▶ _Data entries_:
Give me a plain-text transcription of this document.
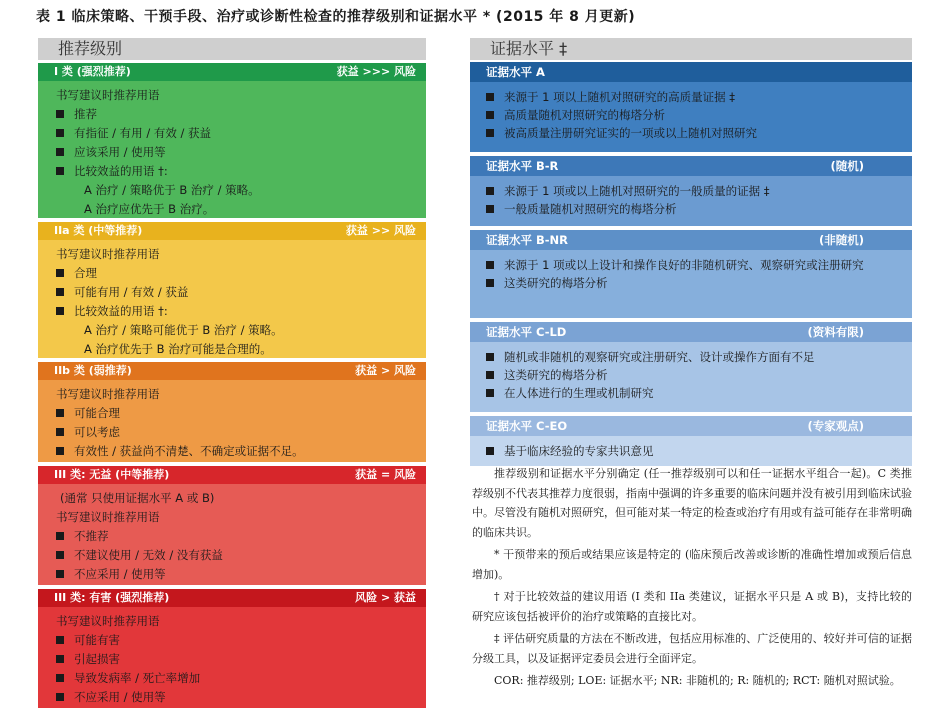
表 1 临床策略、干预手段、治疗或诊断性检查的推荐级别和证据水平 * (2015 年 8 月更新)
推荐级别
I 类 (强烈推荐)	获益 >>> 风险
书写建议时推荐用语
推荐
有指征 / 有用 / 有效 / 获益
应该采用 / 使用等
比较效益的用语 †:
A 治疗 / 策略优于 B 治疗 / 策略。
A 治疗应优先于 B 治疗。
IIa 类 (中等推荐)	获益 >> 风险
书写建议时推荐用语
合理
可能有用 / 有效 / 获益
比较效益的用语 †:
A 治疗 / 策略可能优于 B 治疗 / 策略。
A 治疗优先于 B 治疗可能是合理的。
IIb 类 (弱推荐)	获益 > 风险
书写建议时推荐用语
可能合理
可以考虑
有效性 / 获益尚不清楚、不确定或证据不足。
III 类: 无益 (中等推荐)	获益 = 风险
(通常 只使用证据水平 A 或 B)
书写建议时推荐用语
不推荐
不建议使用 / 无效 / 没有获益
不应采用 / 使用等
III 类: 有害 (强烈推荐)	风险 > 获益
书写建议时推荐用语
可能有害
引起损害
导致发病率 / 死亡率增加
不应采用 / 使用等
证据水平 ‡
证据水平 A
来源于 1 项以上随机对照研究的高质量证据 ‡
高质量随机对照研究的梅塔分析
被高质量注册研究证实的一项或以上随机对照研究
证据水平 B-R	(随机)
来源于 1 项或以上随机对照研究的一般质量的证据 ‡
一般质量随机对照研究的梅塔分析
证据水平 B-NR	(非随机)
来源于 1 项或以上设计和操作良好的非随机研究、观察研究或注册研究
这类研究的梅塔分析
证据水平 C-LD	(资料有限)
随机或非随机的观察研究或注册研究、设计或操作方面有不足
这类研究的梅塔分析
在人体进行的生理或机制研究
证据水平 C-EO	(专家观点)
基于临床经验的专家共识意见

推荐级别和证据水平分别确定 (任一推荐级别可以和任一证据水平组合一起)。C 类推荐级别不代表其推荐力度很弱，指南中强调的许多重要的临床问题并没有被引用到临床试验中。尽管没有随机对照研究，但可能对某一特定的检查或治疗有用或有益可能存在非常明确的临床共识。

* 干预带来的预后或结果应该是特定的 (临床预后改善或诊断的准确性增加或预后信息增加)。

† 对于比较效益的建议用语 (I 类和 IIa 类建议，证据水平只是 A 或 B)，支持比较的研究应该包括被评价的治疗或策略的直接比对。

‡ 评估研究质量的方法在不断改进，包括应用标准的、广泛使用的、较好并可信的证据分级工具，以及证据评定委员会进行全面评定。

COR: 推荐级别; LOE: 证据水平; NR: 非随机的; R: 随机的; RCT: 随机对照试验。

▶ _Work to complete_:
Omit pictures; set down the rest of the material word for word.

▶ _Answer to this task_:
Give me a plain-text transcription of this document.
表 1 临床策略、干预手段、治疗或诊断性检查的推荐级别和证据水平 * (2015 年 8 月更新)
推荐级别
I 类 (强烈推荐)	获益 >>> 风险
书写建议时推荐用语
推荐
有指征 / 有用 / 有效 / 获益
应该采用 / 使用等
比较效益的用语 †:
A 治疗 / 策略优于 B 治疗 / 策略。
A 治疗应优先于 B 治疗。
IIa 类 (中等推荐)	获益 >> 风险
书写建议时推荐用语
合理
可能有用 / 有效 / 获益
比较效益的用语 †:
A 治疗 / 策略可能优于 B 治疗 / 策略。
A 治疗优先于 B 治疗可能是合理的。
IIb 类 (弱推荐)	获益 > 风险
书写建议时推荐用语
可能合理
可以考虑
有效性 / 获益尚不清楚、不确定或证据不足。
III 类: 无益 (中等推荐)	获益 = 风险
(通常 只使用证据水平 A 或 B)
书写建议时推荐用语
不推荐
不建议使用 / 无效 / 没有获益
不应采用 / 使用等
III 类: 有害 (强烈推荐)	风险 > 获益
书写建议时推荐用语
可能有害
引起损害
导致发病率 / 死亡率增加
不应采用 / 使用等
证据水平 ‡
证据水平 A
来源于 1 项以上随机对照研究的高质量证据 ‡
高质量随机对照研究的梅塔分析
被高质量注册研究证实的一项或以上随机对照研究
证据水平 B-R	(随机)
来源于 1 项或以上随机对照研究的一般质量的证据 ‡
一般质量随机对照研究的梅塔分析
证据水平 B-NR	(非随机)
来源于 1 项或以上设计和操作良好的非随机研究、观察研究或注册研究
这类研究的梅塔分析
证据水平 C-LD	(资料有限)
随机或非随机的观察研究或注册研究、设计或操作方面有不足
这类研究的梅塔分析
在人体进行的生理或机制研究
证据水平 C-EO	(专家观点)
基于临床经验的专家共识意见

推荐级别和证据水平分别确定 (任一推荐级别可以和任一证据水平组合一起)。C 类推荐级别不代表其推荐力度很弱，指南中强调的许多重要的临床问题并没有被引用到临床试验中。尽管没有随机对照研究，但可能对某一特定的检查或治疗有用或有益可能存在非常明确的临床共识。

* 干预带来的预后或结果应该是特定的 (临床预后改善或诊断的准确性增加或预后信息增加)。

† 对于比较效益的建议用语 (I 类和 IIa 类建议，证据水平只是 A 或 B)，支持比较的研究应该包括被评价的治疗或策略的直接比对。

‡ 评估研究质量的方法在不断改进，包括应用标准的、广泛使用的、较好并可信的证据分级工具，以及证据评定委员会进行全面评定。

COR: 推荐级别; LOE: 证据水平; NR: 非随机的; R: 随机的; RCT: 随机对照试验。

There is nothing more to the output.